**Data extracted from a collection:**
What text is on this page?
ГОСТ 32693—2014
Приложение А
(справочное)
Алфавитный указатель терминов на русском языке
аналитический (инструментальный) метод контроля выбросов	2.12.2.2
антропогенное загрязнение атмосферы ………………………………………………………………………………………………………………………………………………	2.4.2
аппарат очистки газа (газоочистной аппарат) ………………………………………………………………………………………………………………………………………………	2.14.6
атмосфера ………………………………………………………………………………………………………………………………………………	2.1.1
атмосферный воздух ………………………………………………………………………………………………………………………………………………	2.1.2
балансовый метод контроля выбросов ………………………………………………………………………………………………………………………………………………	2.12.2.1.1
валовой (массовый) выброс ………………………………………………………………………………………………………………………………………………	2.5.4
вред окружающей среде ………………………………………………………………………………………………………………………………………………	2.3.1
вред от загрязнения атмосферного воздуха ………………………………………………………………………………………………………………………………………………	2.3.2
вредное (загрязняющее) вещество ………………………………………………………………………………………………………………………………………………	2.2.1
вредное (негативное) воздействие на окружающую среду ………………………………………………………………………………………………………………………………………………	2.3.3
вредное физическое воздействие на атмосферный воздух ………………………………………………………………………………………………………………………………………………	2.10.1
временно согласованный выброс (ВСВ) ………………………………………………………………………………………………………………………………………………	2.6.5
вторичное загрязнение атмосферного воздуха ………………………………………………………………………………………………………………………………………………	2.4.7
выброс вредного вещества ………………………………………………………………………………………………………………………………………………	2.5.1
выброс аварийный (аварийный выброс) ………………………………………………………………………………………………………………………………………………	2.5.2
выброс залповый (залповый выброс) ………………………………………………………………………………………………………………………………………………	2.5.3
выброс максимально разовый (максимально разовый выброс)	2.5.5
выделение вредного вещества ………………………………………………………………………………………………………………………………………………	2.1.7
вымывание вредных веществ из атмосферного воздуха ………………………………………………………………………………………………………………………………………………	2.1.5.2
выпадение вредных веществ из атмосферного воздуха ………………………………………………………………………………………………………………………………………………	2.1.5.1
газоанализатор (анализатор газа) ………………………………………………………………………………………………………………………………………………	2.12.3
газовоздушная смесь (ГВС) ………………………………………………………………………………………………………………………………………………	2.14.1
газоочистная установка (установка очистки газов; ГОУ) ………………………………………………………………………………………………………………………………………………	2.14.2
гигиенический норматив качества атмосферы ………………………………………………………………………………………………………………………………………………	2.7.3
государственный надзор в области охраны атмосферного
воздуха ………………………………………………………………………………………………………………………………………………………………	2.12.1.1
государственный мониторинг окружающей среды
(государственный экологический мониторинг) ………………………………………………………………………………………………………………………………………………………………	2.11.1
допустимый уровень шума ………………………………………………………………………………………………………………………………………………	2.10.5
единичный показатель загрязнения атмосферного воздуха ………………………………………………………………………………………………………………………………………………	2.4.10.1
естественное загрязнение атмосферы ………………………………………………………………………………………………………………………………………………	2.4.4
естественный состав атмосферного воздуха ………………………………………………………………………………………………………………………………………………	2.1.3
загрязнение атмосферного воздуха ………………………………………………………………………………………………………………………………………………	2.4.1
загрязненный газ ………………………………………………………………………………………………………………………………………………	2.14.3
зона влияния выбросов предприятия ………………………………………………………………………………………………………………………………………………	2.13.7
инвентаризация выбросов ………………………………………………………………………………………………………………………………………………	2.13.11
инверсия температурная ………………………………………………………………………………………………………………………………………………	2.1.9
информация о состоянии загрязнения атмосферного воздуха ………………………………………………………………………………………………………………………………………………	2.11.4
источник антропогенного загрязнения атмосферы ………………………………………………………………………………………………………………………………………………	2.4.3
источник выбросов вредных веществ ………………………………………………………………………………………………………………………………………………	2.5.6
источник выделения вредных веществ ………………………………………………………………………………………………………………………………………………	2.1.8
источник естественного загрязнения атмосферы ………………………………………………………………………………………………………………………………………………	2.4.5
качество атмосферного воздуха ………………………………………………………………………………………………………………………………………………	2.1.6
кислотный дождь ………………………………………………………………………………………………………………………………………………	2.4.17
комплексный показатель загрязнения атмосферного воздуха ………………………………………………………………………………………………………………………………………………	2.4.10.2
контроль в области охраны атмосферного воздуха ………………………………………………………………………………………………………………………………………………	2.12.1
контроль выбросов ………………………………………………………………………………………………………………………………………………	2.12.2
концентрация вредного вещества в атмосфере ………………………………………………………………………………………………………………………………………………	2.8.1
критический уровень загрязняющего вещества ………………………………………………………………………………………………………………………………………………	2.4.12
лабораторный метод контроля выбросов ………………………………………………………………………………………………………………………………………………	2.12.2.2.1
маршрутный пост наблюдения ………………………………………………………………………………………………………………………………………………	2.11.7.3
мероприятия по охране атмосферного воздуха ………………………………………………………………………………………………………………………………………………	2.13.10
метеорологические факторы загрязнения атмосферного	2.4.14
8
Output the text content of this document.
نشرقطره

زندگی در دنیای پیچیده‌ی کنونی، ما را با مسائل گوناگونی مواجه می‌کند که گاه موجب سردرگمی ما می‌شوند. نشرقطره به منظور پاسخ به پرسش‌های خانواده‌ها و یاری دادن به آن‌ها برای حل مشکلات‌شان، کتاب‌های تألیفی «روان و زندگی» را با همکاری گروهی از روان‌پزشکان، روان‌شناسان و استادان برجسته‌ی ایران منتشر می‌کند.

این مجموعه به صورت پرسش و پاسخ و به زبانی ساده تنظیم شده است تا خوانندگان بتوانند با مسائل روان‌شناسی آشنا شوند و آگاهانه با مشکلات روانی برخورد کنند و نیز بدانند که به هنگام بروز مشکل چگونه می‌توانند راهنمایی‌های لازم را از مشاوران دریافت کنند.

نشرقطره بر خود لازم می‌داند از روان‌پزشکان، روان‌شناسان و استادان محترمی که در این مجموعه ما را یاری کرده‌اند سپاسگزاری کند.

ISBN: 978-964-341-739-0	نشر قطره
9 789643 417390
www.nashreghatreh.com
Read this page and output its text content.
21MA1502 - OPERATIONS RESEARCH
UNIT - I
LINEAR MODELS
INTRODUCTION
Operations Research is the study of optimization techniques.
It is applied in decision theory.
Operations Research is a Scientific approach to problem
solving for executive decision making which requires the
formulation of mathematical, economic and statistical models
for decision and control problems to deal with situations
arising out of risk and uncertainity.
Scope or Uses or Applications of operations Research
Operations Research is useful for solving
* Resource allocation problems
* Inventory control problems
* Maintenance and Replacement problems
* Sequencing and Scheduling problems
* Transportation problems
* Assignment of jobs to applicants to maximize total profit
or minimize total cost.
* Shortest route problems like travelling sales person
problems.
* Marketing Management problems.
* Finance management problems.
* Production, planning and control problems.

**Objective:**
Go through the records. Copy each line where "text" appears.

**Worked solution:**
What text is on this page?
Output the text content of this document.
Read this page and output its text content.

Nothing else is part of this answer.